[AIM] Copy, from the entries below, each line where the word "JSON" can be found.

***

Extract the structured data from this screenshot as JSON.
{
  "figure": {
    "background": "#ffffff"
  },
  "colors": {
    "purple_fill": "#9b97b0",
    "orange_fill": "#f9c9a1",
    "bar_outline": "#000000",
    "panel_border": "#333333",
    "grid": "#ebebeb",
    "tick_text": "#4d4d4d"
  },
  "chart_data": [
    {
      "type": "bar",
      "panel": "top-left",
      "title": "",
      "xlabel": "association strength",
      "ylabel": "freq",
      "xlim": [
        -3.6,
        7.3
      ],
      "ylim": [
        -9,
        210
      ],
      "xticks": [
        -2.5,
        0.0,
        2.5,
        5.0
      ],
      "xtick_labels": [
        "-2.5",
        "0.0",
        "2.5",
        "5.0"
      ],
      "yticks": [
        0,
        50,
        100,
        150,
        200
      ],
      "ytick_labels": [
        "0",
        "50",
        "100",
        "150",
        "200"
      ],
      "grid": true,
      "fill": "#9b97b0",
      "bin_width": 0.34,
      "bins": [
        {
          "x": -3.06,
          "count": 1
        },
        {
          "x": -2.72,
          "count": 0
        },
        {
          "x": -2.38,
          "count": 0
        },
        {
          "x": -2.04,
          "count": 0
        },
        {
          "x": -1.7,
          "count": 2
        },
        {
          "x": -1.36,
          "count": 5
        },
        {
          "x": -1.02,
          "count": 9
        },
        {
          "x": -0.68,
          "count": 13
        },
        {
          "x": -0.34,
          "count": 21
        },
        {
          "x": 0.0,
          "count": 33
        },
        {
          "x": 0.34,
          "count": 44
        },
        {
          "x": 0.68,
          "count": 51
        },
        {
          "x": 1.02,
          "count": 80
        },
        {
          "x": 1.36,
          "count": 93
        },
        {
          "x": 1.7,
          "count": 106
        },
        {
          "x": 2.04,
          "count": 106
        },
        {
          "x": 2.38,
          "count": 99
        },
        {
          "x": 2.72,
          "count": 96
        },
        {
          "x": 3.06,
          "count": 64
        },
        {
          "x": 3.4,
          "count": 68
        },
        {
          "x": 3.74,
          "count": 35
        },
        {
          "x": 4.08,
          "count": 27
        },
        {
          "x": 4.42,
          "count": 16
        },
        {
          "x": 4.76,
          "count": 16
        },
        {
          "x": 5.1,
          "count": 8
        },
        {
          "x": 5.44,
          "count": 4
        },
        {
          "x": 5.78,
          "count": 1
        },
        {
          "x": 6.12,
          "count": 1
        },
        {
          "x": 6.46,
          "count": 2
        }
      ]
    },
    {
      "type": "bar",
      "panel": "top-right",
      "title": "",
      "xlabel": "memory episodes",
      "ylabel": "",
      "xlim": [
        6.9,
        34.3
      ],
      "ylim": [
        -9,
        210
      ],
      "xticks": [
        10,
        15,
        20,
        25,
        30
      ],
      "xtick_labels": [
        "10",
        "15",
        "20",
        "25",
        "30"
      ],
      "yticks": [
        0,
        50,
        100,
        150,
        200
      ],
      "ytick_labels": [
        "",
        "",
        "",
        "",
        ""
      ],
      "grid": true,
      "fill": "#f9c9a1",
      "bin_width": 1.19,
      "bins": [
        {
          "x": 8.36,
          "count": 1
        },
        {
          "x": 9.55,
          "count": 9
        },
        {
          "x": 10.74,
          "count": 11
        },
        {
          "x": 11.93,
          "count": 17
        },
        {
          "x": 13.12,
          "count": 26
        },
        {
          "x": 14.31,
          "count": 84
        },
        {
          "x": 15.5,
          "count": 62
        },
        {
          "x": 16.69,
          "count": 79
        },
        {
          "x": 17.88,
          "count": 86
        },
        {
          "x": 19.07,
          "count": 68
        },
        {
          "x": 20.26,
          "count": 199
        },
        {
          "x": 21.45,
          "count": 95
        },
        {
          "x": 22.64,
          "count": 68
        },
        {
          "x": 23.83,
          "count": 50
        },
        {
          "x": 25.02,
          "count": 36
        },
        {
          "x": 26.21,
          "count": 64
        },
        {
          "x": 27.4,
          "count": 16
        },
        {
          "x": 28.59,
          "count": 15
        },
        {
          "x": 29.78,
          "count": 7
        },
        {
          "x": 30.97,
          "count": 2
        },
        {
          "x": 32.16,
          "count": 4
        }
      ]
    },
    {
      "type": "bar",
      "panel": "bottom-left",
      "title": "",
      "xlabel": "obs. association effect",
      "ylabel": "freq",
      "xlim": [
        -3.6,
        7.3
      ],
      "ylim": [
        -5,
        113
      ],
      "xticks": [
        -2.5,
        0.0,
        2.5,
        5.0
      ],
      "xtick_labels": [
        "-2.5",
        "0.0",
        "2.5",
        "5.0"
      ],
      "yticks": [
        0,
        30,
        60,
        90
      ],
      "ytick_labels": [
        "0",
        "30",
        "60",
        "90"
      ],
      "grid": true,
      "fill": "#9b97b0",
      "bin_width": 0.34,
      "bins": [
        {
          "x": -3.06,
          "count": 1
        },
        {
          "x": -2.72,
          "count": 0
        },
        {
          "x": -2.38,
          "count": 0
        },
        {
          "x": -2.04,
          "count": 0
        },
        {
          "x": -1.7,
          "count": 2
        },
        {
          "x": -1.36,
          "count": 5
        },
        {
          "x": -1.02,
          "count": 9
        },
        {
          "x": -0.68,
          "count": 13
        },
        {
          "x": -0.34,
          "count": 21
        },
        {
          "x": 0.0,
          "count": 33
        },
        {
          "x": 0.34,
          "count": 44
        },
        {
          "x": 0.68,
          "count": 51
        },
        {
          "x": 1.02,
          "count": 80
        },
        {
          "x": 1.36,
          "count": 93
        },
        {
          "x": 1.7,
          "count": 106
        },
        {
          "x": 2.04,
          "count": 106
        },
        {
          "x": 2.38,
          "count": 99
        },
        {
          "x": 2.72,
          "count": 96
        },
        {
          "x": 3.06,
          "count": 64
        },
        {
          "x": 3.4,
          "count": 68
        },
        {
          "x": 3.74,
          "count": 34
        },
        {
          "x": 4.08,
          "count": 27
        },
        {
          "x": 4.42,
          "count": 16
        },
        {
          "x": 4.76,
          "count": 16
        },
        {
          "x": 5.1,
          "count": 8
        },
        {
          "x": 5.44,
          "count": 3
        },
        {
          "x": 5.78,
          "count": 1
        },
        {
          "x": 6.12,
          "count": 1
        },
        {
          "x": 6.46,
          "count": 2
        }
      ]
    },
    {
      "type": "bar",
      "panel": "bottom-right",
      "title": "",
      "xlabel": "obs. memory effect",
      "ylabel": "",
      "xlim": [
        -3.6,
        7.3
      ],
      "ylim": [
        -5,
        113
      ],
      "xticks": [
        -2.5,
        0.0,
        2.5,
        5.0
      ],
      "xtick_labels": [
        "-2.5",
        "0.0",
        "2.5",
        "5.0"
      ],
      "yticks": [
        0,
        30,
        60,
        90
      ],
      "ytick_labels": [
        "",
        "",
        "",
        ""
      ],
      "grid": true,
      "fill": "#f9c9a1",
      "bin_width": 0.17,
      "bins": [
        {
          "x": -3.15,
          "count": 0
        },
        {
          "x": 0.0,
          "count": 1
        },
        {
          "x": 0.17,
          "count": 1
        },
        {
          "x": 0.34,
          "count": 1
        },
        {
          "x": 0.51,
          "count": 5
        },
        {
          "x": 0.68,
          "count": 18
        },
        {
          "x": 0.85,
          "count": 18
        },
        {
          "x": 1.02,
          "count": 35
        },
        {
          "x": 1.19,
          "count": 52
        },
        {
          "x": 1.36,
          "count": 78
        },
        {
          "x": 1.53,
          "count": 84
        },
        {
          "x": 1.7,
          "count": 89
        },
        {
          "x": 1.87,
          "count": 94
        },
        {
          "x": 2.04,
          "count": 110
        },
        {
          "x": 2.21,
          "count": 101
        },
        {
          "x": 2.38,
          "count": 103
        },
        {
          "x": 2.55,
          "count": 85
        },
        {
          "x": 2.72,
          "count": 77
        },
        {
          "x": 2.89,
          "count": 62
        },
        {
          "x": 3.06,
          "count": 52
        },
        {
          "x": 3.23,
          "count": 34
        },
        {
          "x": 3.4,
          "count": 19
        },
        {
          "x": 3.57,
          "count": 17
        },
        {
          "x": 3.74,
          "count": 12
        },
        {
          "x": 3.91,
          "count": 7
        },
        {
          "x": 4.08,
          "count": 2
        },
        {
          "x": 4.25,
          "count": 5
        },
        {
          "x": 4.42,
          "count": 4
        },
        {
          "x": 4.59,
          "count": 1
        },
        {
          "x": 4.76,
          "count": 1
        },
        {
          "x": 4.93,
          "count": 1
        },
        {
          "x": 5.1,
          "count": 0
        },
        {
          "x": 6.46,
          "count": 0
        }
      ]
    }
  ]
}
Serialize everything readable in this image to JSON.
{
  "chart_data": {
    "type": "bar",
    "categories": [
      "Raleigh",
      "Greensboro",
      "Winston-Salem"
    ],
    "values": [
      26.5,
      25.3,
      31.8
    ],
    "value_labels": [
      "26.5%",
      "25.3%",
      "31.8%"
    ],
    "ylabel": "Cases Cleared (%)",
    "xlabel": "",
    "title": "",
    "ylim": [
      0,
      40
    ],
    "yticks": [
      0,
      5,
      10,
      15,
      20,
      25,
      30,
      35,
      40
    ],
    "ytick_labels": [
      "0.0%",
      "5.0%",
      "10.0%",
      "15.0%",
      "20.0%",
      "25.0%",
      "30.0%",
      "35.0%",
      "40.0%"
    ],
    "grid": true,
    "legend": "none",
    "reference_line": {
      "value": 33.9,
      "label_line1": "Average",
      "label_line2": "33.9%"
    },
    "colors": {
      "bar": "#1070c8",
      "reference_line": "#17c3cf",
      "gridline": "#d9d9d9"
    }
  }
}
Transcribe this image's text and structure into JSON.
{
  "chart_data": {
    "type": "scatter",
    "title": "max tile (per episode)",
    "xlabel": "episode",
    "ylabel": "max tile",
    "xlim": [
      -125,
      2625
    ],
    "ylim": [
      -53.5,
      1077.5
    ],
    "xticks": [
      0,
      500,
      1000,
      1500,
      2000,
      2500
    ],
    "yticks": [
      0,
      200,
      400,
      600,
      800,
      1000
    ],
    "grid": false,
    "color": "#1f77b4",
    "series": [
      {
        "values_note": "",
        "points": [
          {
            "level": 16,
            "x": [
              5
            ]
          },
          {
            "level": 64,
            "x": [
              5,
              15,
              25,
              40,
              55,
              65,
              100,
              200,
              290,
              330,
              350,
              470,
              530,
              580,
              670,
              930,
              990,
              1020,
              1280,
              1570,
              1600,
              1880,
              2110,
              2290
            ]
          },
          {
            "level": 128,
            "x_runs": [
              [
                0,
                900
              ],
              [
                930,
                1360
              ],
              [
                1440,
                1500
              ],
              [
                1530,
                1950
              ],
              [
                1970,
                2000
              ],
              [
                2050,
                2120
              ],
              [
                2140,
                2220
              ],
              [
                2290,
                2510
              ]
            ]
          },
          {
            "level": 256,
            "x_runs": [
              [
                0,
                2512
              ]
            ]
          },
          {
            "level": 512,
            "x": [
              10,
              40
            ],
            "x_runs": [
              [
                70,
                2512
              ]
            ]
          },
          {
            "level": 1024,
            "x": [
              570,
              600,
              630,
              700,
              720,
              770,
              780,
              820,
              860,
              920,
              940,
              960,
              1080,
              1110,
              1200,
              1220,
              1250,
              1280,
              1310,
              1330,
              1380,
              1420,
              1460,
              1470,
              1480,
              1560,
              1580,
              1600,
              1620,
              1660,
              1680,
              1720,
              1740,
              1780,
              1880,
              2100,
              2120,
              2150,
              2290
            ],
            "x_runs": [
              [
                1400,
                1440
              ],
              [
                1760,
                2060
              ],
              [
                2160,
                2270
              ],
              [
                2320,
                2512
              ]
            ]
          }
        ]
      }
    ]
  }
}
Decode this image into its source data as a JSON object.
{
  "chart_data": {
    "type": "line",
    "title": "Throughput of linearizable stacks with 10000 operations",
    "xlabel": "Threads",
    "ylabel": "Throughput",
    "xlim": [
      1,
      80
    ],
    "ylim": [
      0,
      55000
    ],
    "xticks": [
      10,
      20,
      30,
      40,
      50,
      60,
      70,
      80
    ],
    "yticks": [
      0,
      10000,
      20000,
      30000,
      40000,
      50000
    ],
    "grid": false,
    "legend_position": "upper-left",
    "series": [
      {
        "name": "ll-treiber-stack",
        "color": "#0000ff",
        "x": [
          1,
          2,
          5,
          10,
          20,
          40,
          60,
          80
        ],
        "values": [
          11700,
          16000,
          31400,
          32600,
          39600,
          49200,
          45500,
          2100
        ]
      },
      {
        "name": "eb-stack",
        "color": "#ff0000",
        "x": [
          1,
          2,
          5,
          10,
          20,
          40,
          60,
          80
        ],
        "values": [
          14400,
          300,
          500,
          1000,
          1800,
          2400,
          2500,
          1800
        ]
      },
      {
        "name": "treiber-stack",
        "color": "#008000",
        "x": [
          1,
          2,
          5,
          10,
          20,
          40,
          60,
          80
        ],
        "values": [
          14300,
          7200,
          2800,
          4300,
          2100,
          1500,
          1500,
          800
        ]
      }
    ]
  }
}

***

[COMPLETE ANSWER]
Extract the structured data from this screenshot as JSON.
Serialize everything readable in this image to JSON.
Transcribe this image's text and structure into JSON.
Decode this image into its source data as a JSON object.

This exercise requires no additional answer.